**Task to carry out**
Check every line below for the word "title" and copy the ones that have it.

**Source data**

╭──

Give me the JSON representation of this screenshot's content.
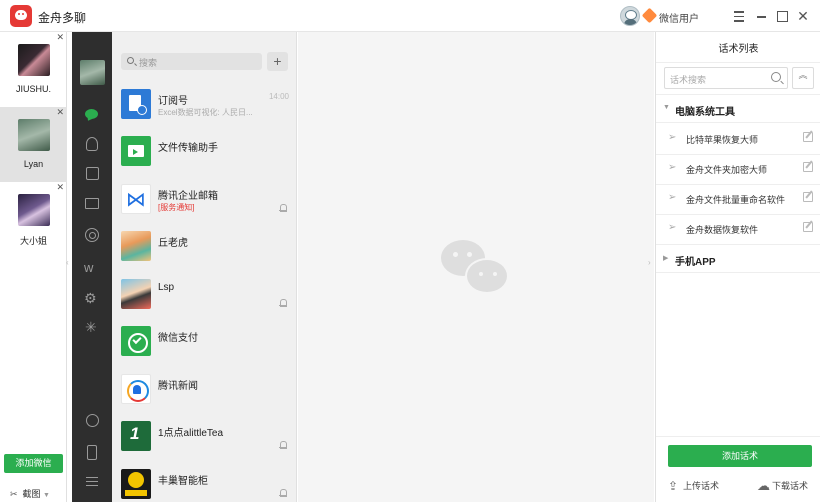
{
  "app": {
    "title": "金舟多聊",
    "user_label": "微信用户"
  },
  "accounts": [
    {
      "name": "JIUSHU.",
      "active": false
    },
    {
      "name": "Lyan",
      "active": true
    },
    {
      "name": "大小姐",
      "active": false
    }
  ],
  "account_actions": {
    "add_wechat": "添加微信",
    "screenshot": "截图"
  },
  "chat_list": {
    "search_placeholder": "搜索",
    "add": "+",
    "items": [
      {
        "title": "订阅号",
        "sub": "Excel数据可视化: 人民日...",
        "time": "14:00",
        "muted": false,
        "sub_red": false,
        "avatar": "blue-doc"
      },
      {
        "title": "文件传输助手",
        "sub": "",
        "time": "",
        "muted": false,
        "sub_red": false,
        "avatar": "file"
      },
      {
        "title": "腾讯企业邮箱",
        "sub": "[服务通知]",
        "time": "",
        "muted": true,
        "sub_red": true,
        "avatar": "mail"
      },
      {
        "title": "丘老虎",
        "sub": "",
        "time": "",
        "muted": false,
        "sub_red": false,
        "avatar": "girl"
      },
      {
        "title": "Lsp",
        "sub": "",
        "time": "",
        "muted": true,
        "sub_red": false,
        "avatar": "cartoon"
      },
      {
        "title": "微信支付",
        "sub": "",
        "time": "",
        "muted": false,
        "sub_red": false,
        "avatar": "pay"
      },
      {
        "title": "腾讯新闻",
        "sub": "",
        "time": "",
        "muted": false,
        "sub_red": false,
        "avatar": "news"
      },
      {
        "title": "1点点alittleTea",
        "sub": "",
        "time": "",
        "muted": true,
        "sub_red": false,
        "avatar": "tea"
      },
      {
        "title": "丰巢智能柜",
        "sub": "",
        "time": "",
        "muted": true,
        "sub_red": false,
        "avatar": "locker"
      }
    ]
  },
  "script_panel": {
    "title": "话术列表",
    "search_placeholder": "话术搜索",
    "collapse": "︽",
    "category_pc": "电脑系统工具",
    "category_mobile": "手机APP",
    "items": [
      "比特苹果恢复大师",
      "金舟文件夹加密大师",
      "金舟文件批量重命名软件",
      "金舟数据恢复软件"
    ],
    "add_script": "添加话术",
    "upload": "上传话术",
    "download": "下载话术"
  },
  "colors": {
    "accent_green": "#2bae4f",
    "nav_dark": "#2e2e2e",
    "brand_red": "#e53935"
  }
}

╰──

**Written response**
    "title": "金舟多聊",
        "title": "订阅号",
        "title": "文件传输助手",
        "title": "腾讯企业邮箱",
        "title": "丘老虎",
        "title": "Lsp",
        "title": "微信支付",
        "title": "腾讯新闻",
        "title": "1点点alittleTea",
        "title": "丰巢智能柜",
    "title": "话术列表",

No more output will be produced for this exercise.